▶ **GOAL**:
Extract and list every line that contains the word "písm".

** Begin RECORDS FOR THIS EXERCISE **

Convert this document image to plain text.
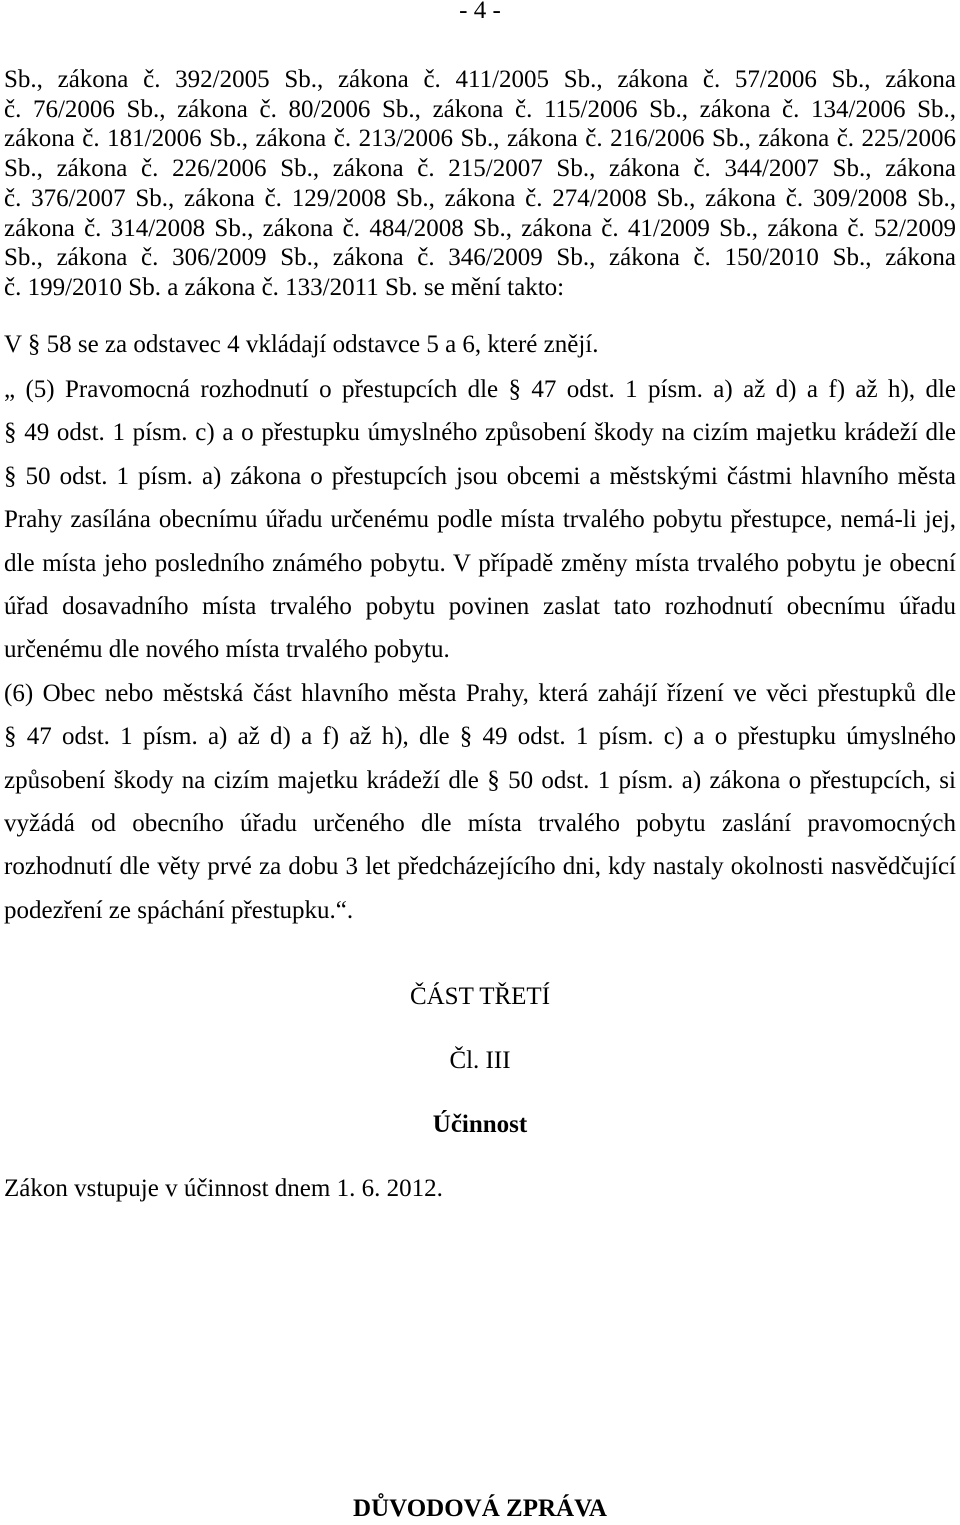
- 4 -
Sb., zákona č. 392/2005 Sb., zákona č. 411/2005 Sb., zákona č. 57/2006 Sb., zákona
č. 76/2006 Sb., zákona č. 80/2006 Sb., zákona č. 115/2006 Sb., zákona č. 134/2006 Sb.,
zákona č. 181/2006 Sb., zákona č. 213/2006 Sb., zákona č. 216/2006 Sb., zákona č. 225/2006
Sb., zákona č. 226/2006 Sb., zákona č. 215/2007 Sb., zákona č. 344/2007 Sb., zákona
č. 376/2007 Sb., zákona č. 129/2008 Sb., zákona č. 274/2008 Sb., zákona č. 309/2008 Sb.,
zákona č. 314/2008 Sb., zákona č. 484/2008 Sb., zákona č. 41/2009 Sb., zákona č. 52/2009
Sb., zákona č. 306/2009 Sb., zákona č. 346/2009 Sb., zákona č. 150/2010 Sb., zákona
č. 199/2010 Sb. a zákona č. 133/2011 Sb. se mění takto:
V § 58 se za odstavec 4 vkládají odstavce 5 a 6, které znějí.
„ (5) Pravomocná rozhodnutí o přestupcích dle § 47 odst. 1 písm. a) až d) a f) až h), dle
§ 49 odst. 1 písm. c) a o přestupku úmyslného způsobení škody na cizím majetku krádeží dle
§ 50 odst. 1 písm. a) zákona o přestupcích jsou obcemi a městskými částmi hlavního města
Prahy zasílána obecnímu úřadu určenému podle místa trvalého pobytu přestupce, nemá-li jej,
dle místa jeho posledního známého pobytu. V případě změny místa trvalého pobytu je obecní
úřad dosavadního místa trvalého pobytu povinen zaslat tato rozhodnutí obecnímu úřadu
určenému dle nového místa trvalého pobytu.
(6) Obec nebo městská část hlavního města Prahy, která zahájí řízení ve věci přestupků dle
§ 47 odst. 1 písm. a) až d) a f) až h), dle § 49 odst. 1 písm. c) a o přestupku úmyslného
způsobení škody na cizím majetku krádeží dle § 50 odst. 1 písm. a) zákona o přestupcích, si
vyžádá od obecního úřadu určeného dle místa trvalého pobytu zaslání pravomocných
rozhodnutí dle věty prvé za dobu 3 let předcházejícího dni, kdy nastaly okolnosti nasvědčující
podezření ze spáchání přestupku.“.
ČÁST TŘETÍ
Čl. III
Účinnost
Zákon vstupuje v účinnost dnem 1. 6. 2012.
DŮVODOVÁ ZPRÁVA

** End RECORDS FOR THIS EXERCISE **

▶ **REPLY**:
„ (5) Pravomocná rozhodnutí o přestupcích dle § 47 odst. 1 písm. a) až d) a f) až h), dle
§ 49 odst. 1 písm. c) a o přestupku úmyslného způsobení škody na cizím majetku krádeží dle
§ 50 odst. 1 písm. a) zákona o přestupcích jsou obcemi a městskými částmi hlavního města
§ 47 odst. 1 písm. a) až d) a f) až h), dle § 49 odst. 1 písm. c) a o přestupku úmyslného
způsobení škody na cizím majetku krádeží dle § 50 odst. 1 písm. a) zákona o přestupcích, si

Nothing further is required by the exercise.